>> Start Stored rows
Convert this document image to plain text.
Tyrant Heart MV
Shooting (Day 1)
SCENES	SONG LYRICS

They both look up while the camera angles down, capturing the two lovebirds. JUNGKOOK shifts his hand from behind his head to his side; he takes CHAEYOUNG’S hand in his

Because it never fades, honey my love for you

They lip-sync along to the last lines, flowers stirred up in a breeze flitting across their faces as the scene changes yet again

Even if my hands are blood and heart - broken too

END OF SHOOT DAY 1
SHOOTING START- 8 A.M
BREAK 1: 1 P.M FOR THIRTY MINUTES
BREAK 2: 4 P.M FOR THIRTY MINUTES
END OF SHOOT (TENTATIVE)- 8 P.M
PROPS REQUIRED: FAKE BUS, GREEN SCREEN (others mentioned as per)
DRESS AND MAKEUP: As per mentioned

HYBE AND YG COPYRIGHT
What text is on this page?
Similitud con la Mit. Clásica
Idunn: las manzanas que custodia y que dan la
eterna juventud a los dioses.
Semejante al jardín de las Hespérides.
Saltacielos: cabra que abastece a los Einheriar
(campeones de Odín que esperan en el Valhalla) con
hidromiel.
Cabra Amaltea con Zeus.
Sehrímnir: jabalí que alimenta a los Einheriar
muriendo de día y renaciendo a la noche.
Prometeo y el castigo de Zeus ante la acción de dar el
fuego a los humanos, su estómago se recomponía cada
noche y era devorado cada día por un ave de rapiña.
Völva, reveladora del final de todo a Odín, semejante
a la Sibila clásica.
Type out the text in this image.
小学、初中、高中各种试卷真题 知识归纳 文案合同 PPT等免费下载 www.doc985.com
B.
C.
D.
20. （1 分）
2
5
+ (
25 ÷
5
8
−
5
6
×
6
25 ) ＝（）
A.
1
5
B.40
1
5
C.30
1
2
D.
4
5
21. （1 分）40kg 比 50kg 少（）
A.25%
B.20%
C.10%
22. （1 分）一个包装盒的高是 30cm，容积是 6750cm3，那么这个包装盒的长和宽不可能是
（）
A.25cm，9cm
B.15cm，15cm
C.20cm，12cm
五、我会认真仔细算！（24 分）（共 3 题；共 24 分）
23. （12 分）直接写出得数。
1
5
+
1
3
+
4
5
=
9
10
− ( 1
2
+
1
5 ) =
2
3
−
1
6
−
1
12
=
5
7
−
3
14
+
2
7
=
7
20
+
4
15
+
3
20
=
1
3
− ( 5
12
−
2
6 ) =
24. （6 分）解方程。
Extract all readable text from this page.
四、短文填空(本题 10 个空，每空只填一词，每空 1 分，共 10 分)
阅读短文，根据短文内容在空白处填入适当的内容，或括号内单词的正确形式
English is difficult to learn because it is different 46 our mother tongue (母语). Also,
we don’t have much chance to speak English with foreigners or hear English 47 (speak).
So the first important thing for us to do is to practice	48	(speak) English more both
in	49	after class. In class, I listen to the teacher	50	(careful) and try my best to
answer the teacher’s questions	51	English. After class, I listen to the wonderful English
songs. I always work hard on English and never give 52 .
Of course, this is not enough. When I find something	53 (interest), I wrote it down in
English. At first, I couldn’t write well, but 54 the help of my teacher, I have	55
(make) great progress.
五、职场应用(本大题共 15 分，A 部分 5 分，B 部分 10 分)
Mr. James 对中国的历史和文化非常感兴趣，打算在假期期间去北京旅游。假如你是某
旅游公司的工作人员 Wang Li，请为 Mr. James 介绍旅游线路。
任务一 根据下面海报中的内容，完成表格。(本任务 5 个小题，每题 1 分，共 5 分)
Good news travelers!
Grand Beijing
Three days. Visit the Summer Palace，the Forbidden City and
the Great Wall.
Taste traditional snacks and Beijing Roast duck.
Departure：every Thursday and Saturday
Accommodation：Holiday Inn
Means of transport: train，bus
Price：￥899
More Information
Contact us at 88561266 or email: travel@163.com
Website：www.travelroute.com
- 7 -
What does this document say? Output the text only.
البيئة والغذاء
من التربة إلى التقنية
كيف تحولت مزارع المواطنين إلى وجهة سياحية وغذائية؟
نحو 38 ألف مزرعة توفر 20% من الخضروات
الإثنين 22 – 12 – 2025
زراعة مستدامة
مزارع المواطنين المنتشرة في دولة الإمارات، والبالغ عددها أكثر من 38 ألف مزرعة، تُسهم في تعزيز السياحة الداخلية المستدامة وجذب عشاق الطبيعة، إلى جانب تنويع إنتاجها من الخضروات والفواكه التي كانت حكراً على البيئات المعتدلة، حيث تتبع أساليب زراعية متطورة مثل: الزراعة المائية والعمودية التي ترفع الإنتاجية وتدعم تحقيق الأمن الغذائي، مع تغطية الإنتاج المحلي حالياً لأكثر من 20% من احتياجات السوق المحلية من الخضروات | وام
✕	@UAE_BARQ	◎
>> End Stored rows
Task details: Reproduce the entries above in full, verbatim.

Answer to this problem:
Convert this document image to plain text.
Tyrant Heart MV
Shooting (Day 1)
SCENES	SONG LYRICS

They both look up while the camera angles down, capturing the two lovebirds. JUNGKOOK shifts his hand from behind his head to his side; he takes CHAEYOUNG’S hand in his

Because it never fades, honey my love for you

They lip-sync along to the last lines, flowers stirred up in a breeze flitting across their faces as the scene changes yet again

Even if my hands are blood and heart - broken too

END OF SHOOT DAY 1
SHOOTING START- 8 A.M
BREAK 1: 1 P.M FOR THIRTY MINUTES
BREAK 2: 4 P.M FOR THIRTY MINUTES
END OF SHOOT (TENTATIVE)- 8 P.M
PROPS REQUIRED: FAKE BUS, GREEN SCREEN (others mentioned as per)
DRESS AND MAKEUP: As per mentioned

HYBE AND YG COPYRIGHT
What text is on this page?
Similitud con la Mit. Clásica
Idunn: las manzanas que custodia y que dan la
eterna juventud a los dioses.
Semejante al jardín de las Hespérides.
Saltacielos: cabra que abastece a los Einheriar
(campeones de Odín que esperan en el Valhalla) con
hidromiel.
Cabra Amaltea con Zeus.
Sehrímnir: jabalí que alimenta a los Einheriar
muriendo de día y renaciendo a la noche.
Prometeo y el castigo de Zeus ante la acción de dar el
fuego a los humanos, su estómago se recomponía cada
noche y era devorado cada día por un ave de rapiña.
Völva, reveladora del final de todo a Odín, semejante
a la Sibila clásica.
Type out the text in this image.
小学、初中、高中各种试卷真题 知识归纳 文案合同 PPT等免费下载 www.doc985.com
B.
C.
D.
20. （1 分）
2
5
+ (
25 ÷
5
8
−
5
6
×
6
25 ) ＝（）
A.
1
5
B.40
1
5
C.30
1
2
D.
4
5
21. （1 分）40kg 比 50kg 少（）
A.25%
B.20%
C.10%
22. （1 分）一个包装盒的高是 30cm，容积是 6750cm3，那么这个包装盒的长和宽不可能是
（）
A.25cm，9cm
B.15cm，15cm
C.20cm，12cm
五、我会认真仔细算！（24 分）（共 3 题；共 24 分）
23. （12 分）直接写出得数。
1
5
+
1
3
+
4
5
=
9
10
− ( 1
2
+
1
5 ) =
2
3
−
1
6
−
1
12
=
5
7
−
3
14
+
2
7
=
7
20
+
4
15
+
3
20
=
1
3
− ( 5
12
−
2
6 ) =
24. （6 分）解方程。
Extract all readable text from this page.
四、短文填空(本题 10 个空，每空只填一词，每空 1 分，共 10 分)
阅读短文，根据短文内容在空白处填入适当的内容，或括号内单词的正确形式
English is difficult to learn because it is different 46 our mother tongue (母语). Also,
we don’t have much chance to speak English with foreigners or hear English 47 (speak).
So the first important thing for us to do is to practice	48	(speak) English more both
in	49	after class. In class, I listen to the teacher	50	(careful) and try my best to
answer the teacher’s questions	51	English. After class, I listen to the wonderful English
songs. I always work hard on English and never give 52 .
Of course, this is not enough. When I find something	53 (interest), I wrote it down in
English. At first, I couldn’t write well, but 54 the help of my teacher, I have	55
(make) great progress.
五、职场应用(本大题共 15 分，A 部分 5 分，B 部分 10 分)
Mr. James 对中国的历史和文化非常感兴趣，打算在假期期间去北京旅游。假如你是某
旅游公司的工作人员 Wang Li，请为 Mr. James 介绍旅游线路。
任务一 根据下面海报中的内容，完成表格。(本任务 5 个小题，每题 1 分，共 5 分)
Good news travelers!
Grand Beijing
Three days. Visit the Summer Palace，the Forbidden City and
the Great Wall.
Taste traditional snacks and Beijing Roast duck.
Departure：every Thursday and Saturday
Accommodation：Holiday Inn
Means of transport: train，bus
Price：￥899
More Information
Contact us at 88561266 or email: travel@163.com
Website：www.travelroute.com
- 7 -
What does this document say? Output the text only.
البيئة والغذاء
من التربة إلى التقنية
كيف تحولت مزارع المواطنين إلى وجهة سياحية وغذائية؟
نحو 38 ألف مزرعة توفر 20% من الخضروات
الإثنين 22 – 12 – 2025
زراعة مستدامة
مزارع المواطنين المنتشرة في دولة الإمارات، والبالغ عددها أكثر من 38 ألف مزرعة، تُسهم في تعزيز السياحة الداخلية المستدامة وجذب عشاق الطبيعة، إلى جانب تنويع إنتاجها من الخضروات والفواكه التي كانت حكراً على البيئات المعتدلة، حيث تتبع أساليب زراعية متطورة مثل: الزراعة المائية والعمودية التي ترفع الإنتاجية وتدعم تحقيق الأمن الغذائي، مع تغطية الإنتاج المحلي حالياً لأكثر من 20% من احتياجات السوق المحلية من الخضروات | وام
✕	@UAE_BARQ	◎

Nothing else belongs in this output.